» Exercise prompt
Extract each record and reproduce it exactly.

» Data supplied
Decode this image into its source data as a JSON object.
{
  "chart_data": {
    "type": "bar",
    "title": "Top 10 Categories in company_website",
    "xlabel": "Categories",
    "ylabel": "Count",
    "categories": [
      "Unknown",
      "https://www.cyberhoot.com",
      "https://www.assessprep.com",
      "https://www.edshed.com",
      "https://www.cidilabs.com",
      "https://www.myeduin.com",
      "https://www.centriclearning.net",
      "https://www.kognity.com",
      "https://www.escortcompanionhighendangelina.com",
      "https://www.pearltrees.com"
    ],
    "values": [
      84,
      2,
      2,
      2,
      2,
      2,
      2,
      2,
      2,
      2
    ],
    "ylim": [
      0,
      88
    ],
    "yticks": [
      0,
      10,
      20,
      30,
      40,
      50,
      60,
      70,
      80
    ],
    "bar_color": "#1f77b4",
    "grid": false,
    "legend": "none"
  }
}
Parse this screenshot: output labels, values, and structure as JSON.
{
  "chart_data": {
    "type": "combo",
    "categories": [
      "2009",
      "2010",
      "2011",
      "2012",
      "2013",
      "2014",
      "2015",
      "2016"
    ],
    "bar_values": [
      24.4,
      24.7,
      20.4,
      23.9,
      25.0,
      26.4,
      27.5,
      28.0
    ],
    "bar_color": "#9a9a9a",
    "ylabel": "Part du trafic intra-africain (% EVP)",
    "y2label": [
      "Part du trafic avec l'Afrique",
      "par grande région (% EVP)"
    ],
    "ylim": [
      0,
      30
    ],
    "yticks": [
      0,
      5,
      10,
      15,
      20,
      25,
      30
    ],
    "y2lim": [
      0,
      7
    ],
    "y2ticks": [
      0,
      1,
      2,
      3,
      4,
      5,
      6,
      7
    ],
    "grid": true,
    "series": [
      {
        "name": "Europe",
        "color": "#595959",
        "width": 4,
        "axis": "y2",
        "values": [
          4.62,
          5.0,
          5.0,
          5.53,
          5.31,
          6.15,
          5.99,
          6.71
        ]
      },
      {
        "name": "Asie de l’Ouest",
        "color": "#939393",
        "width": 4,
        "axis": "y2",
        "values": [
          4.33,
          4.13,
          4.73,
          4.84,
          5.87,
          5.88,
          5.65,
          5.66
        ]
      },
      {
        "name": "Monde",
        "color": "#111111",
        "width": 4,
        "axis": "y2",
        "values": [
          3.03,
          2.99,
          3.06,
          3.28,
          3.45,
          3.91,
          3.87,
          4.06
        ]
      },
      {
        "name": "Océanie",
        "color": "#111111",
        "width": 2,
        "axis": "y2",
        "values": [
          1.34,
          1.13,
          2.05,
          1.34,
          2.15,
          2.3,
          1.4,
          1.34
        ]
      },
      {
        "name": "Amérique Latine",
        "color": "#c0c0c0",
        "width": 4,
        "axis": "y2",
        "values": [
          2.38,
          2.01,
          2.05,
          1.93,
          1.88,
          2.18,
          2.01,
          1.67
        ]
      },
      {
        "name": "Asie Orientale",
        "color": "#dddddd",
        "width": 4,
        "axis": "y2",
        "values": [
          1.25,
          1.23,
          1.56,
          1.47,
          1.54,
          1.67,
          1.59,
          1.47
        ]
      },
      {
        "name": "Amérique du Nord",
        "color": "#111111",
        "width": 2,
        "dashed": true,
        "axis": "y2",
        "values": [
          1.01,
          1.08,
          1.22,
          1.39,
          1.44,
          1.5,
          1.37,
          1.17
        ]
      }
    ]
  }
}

» Complete response
Decode this image into its source data as a JSON object.
{
  "chart_data": {
    "type": "bar",
    "title": "Top 10 Categories in company_website",
    "xlabel": "Categories",
    "ylabel": "Count",
    "categories": [
      "Unknown",
      "https://www.cyberhoot.com",
      "https://www.assessprep.com",
      "https://www.edshed.com",
      "https://www.cidilabs.com",
      "https://www.myeduin.com",
      "https://www.centriclearning.net",
      "https://www.kognity.com",
      "https://www.escortcompanionhighendangelina.com",
      "https://www.pearltrees.com"
    ],
    "values": [
      84,
      2,
      2,
      2,
      2,
      2,
      2,
      2,
      2,
      2
    ],
    "ylim": [
      0,
      88
    ],
    "yticks": [
      0,
      10,
      20,
      30,
      40,
      50,
      60,
      70,
      80
    ],
    "bar_color": "#1f77b4",
    "grid": false,
    "legend": "none"
  }
}
Parse this screenshot: output labels, values, and structure as JSON.
{
  "chart_data": {
    "type": "combo",
    "categories": [
      "2009",
      "2010",
      "2011",
      "2012",
      "2013",
      "2014",
      "2015",
      "2016"
    ],
    "bar_values": [
      24.4,
      24.7,
      20.4,
      23.9,
      25.0,
      26.4,
      27.5,
      28.0
    ],
    "bar_color": "#9a9a9a",
    "ylabel": "Part du trafic intra-africain (% EVP)",
    "y2label": [
      "Part du trafic avec l'Afrique",
      "par grande région (% EVP)"
    ],
    "ylim": [
      0,
      30
    ],
    "yticks": [
      0,
      5,
      10,
      15,
      20,
      25,
      30
    ],
    "y2lim": [
      0,
      7
    ],
    "y2ticks": [
      0,
      1,
      2,
      3,
      4,
      5,
      6,
      7
    ],
    "grid": true,
    "series": [
      {
        "name": "Europe",
        "color": "#595959",
        "width": 4,
        "axis": "y2",
        "values": [
          4.62,
          5.0,
          5.0,
          5.53,
          5.31,
          6.15,
          5.99,
          6.71
        ]
      },
      {
        "name": "Asie de l’Ouest",
        "color": "#939393",
        "width": 4,
        "axis": "y2",
        "values": [
          4.33,
          4.13,
          4.73,
          4.84,
          5.87,
          5.88,
          5.65,
          5.66
        ]
      },
      {
        "name": "Monde",
        "color": "#111111",
        "width": 4,
        "axis": "y2",
        "values": [
          3.03,
          2.99,
          3.06,
          3.28,
          3.45,
          3.91,
          3.87,
          4.06
        ]
      },
      {
        "name": "Océanie",
        "color": "#111111",
        "width": 2,
        "axis": "y2",
        "values": [
          1.34,
          1.13,
          2.05,
          1.34,
          2.15,
          2.3,
          1.4,
          1.34
        ]
      },
      {
        "name": "Amérique Latine",
        "color": "#c0c0c0",
        "width": 4,
        "axis": "y2",
        "values": [
          2.38,
          2.01,
          2.05,
          1.93,
          1.88,
          2.18,
          2.01,
          1.67
        ]
      },
      {
        "name": "Asie Orientale",
        "color": "#dddddd",
        "width": 4,
        "axis": "y2",
        "values": [
          1.25,
          1.23,
          1.56,
          1.47,
          1.54,
          1.67,
          1.59,
          1.47
        ]
      },
      {
        "name": "Amérique du Nord",
        "color": "#111111",
        "width": 2,
        "dashed": true,
        "axis": "y2",
        "values": [
          1.01,
          1.08,
          1.22,
          1.39,
          1.44,
          1.5,
          1.37,
          1.17
        ]
      }
    ]
  }
}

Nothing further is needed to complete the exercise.